EXERCISE DATA
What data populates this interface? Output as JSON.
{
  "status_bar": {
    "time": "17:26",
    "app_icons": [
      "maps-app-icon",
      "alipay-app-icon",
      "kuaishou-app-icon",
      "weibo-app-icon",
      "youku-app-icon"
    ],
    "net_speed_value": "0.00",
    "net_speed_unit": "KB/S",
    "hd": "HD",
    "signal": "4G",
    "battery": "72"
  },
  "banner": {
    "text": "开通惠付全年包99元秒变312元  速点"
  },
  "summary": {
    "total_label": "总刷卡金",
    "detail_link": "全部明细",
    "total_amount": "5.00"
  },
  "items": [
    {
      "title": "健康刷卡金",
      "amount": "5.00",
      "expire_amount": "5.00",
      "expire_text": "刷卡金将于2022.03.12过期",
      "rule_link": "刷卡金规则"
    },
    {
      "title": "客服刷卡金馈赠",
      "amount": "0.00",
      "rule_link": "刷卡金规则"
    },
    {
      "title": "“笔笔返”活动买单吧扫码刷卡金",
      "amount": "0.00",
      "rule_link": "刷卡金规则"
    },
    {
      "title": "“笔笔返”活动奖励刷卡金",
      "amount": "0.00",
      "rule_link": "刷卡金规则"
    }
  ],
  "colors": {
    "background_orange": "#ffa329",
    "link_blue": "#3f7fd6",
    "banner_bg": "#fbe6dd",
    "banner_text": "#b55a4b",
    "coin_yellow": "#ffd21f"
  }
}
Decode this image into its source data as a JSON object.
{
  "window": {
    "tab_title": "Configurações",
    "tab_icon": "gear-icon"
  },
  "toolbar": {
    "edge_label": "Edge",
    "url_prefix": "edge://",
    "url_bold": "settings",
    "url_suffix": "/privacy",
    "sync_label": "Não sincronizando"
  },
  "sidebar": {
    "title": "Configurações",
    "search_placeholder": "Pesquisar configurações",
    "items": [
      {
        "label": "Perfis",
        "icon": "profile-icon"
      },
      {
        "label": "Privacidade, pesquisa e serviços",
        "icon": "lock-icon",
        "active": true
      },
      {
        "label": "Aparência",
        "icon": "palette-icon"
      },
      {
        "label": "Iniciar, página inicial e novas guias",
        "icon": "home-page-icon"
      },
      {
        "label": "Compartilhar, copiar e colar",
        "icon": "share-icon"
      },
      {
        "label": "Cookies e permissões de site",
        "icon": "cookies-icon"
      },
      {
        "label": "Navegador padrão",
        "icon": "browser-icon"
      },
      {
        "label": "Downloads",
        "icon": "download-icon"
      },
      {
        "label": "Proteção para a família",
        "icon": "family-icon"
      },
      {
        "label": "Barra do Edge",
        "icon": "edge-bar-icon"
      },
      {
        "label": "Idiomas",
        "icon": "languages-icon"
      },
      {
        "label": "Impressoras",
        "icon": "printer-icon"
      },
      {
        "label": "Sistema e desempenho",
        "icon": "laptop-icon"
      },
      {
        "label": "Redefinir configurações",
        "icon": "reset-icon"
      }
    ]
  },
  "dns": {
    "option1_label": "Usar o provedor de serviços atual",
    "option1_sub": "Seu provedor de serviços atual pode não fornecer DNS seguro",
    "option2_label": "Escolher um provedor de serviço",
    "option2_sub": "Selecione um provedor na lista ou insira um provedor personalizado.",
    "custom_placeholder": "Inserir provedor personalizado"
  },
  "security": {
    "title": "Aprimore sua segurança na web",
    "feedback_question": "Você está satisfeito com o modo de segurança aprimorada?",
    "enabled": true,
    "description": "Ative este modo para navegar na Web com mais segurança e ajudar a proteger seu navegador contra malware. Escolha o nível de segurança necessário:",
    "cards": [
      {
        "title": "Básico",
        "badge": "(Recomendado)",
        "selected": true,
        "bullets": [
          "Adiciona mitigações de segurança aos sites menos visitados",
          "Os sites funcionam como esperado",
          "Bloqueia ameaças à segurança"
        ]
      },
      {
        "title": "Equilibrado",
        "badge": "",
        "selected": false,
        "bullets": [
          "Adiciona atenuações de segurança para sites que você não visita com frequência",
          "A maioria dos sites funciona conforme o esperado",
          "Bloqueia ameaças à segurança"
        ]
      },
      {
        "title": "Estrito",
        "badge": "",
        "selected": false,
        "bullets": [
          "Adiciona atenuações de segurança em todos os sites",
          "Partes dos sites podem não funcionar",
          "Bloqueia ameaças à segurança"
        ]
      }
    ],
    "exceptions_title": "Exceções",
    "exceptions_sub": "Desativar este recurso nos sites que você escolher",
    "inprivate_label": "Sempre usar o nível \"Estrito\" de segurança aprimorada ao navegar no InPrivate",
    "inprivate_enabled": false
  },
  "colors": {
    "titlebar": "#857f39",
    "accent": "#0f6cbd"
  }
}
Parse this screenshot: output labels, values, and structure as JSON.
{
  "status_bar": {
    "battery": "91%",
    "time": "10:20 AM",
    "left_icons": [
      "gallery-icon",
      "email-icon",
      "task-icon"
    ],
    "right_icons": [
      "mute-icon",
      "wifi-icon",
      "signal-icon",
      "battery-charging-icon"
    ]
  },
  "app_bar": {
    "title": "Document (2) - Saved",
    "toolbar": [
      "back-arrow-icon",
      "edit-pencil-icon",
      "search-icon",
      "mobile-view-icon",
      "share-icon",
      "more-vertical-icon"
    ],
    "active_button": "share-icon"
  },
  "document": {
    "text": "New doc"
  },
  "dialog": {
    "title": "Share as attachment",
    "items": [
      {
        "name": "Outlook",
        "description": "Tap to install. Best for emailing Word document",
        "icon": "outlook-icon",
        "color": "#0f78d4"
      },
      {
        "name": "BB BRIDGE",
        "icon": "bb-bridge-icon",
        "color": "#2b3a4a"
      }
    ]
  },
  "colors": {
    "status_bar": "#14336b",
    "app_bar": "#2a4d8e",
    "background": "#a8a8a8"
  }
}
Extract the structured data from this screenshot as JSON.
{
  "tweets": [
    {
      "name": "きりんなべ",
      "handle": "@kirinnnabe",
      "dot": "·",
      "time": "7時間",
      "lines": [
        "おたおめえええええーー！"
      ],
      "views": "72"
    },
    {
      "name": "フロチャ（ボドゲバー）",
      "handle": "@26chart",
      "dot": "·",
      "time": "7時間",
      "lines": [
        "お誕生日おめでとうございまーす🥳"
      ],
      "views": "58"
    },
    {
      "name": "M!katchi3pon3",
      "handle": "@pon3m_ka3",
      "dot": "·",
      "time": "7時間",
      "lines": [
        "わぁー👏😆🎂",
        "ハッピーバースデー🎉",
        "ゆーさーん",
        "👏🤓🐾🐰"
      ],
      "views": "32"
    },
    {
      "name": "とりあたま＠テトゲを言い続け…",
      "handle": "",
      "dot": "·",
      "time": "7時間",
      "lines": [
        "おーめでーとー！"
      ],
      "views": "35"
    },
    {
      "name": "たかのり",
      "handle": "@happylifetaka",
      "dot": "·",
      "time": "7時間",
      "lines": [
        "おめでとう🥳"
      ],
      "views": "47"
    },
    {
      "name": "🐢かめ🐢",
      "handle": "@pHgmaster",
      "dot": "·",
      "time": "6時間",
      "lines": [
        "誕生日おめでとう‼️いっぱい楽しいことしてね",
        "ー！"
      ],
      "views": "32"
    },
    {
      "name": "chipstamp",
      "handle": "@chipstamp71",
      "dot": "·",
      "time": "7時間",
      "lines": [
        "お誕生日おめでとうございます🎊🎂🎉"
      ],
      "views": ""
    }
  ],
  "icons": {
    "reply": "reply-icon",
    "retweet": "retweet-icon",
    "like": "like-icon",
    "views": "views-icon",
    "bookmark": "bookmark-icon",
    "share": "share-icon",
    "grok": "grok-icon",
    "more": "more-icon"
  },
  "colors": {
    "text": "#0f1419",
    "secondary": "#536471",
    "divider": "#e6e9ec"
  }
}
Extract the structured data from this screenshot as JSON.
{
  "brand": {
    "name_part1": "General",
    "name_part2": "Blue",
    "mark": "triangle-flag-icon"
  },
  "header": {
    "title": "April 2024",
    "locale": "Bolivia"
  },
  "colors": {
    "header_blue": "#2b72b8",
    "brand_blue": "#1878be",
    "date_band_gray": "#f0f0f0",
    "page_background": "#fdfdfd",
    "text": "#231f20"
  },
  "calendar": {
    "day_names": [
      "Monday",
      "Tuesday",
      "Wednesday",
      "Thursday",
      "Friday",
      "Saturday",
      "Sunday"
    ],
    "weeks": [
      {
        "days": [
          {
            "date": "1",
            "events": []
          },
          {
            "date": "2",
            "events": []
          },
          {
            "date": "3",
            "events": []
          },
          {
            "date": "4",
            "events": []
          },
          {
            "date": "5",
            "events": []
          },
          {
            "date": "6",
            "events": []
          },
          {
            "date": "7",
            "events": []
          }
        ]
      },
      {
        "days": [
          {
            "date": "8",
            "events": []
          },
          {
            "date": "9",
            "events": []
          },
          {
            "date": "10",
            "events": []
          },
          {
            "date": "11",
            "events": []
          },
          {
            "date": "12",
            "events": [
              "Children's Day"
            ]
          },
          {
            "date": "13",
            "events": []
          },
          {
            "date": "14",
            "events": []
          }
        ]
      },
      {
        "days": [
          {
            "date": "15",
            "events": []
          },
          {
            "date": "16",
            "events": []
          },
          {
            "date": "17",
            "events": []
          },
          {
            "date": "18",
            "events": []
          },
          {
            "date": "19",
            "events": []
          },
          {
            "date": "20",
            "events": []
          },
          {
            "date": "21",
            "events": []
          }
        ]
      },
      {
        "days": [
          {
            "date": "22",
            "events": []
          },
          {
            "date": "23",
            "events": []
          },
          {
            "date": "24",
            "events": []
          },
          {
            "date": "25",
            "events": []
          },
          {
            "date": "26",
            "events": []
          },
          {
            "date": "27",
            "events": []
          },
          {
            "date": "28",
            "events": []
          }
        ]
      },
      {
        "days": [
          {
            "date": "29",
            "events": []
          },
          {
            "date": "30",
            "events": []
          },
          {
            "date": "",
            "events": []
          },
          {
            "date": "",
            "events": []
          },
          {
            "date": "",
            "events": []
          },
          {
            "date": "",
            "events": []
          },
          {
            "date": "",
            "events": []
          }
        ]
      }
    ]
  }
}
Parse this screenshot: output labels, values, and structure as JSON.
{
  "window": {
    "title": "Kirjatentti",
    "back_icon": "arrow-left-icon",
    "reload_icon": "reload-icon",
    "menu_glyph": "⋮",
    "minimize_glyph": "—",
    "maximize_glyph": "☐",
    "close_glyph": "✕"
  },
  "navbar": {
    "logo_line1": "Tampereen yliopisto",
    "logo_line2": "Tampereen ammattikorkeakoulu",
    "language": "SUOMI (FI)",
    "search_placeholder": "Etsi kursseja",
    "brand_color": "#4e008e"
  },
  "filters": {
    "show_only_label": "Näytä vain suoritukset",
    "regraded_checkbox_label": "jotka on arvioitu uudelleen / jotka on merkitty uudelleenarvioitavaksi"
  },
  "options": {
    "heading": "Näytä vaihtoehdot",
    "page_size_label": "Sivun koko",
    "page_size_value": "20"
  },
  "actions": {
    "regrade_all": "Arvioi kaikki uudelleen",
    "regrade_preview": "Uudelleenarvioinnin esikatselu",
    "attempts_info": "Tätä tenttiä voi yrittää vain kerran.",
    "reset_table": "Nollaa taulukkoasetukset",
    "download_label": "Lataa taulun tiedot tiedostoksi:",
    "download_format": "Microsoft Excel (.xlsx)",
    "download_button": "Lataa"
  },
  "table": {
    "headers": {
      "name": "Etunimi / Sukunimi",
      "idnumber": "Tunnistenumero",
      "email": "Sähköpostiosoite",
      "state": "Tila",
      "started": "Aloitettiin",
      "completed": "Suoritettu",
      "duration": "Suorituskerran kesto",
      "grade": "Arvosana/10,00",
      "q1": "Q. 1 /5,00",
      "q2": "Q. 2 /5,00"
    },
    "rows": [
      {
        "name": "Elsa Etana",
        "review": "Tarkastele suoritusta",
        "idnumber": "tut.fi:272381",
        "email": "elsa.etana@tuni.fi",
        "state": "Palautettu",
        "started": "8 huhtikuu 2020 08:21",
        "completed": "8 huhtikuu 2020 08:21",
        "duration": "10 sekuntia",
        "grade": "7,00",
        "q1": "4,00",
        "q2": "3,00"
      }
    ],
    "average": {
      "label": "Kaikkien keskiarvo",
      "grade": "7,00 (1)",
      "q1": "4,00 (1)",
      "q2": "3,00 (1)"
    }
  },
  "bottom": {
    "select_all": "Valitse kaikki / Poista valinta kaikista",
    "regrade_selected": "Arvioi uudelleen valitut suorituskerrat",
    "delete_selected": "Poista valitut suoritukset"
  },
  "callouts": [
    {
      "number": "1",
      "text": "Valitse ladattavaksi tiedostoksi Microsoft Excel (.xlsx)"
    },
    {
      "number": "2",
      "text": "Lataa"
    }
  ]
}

PROBLEM DETAILS
In the listing, find every line containing the word "idnumber" and list it.

OUTPUT
      "idnumber": "Tunnistenumero",
        "idnumber": "tut.fi:272381",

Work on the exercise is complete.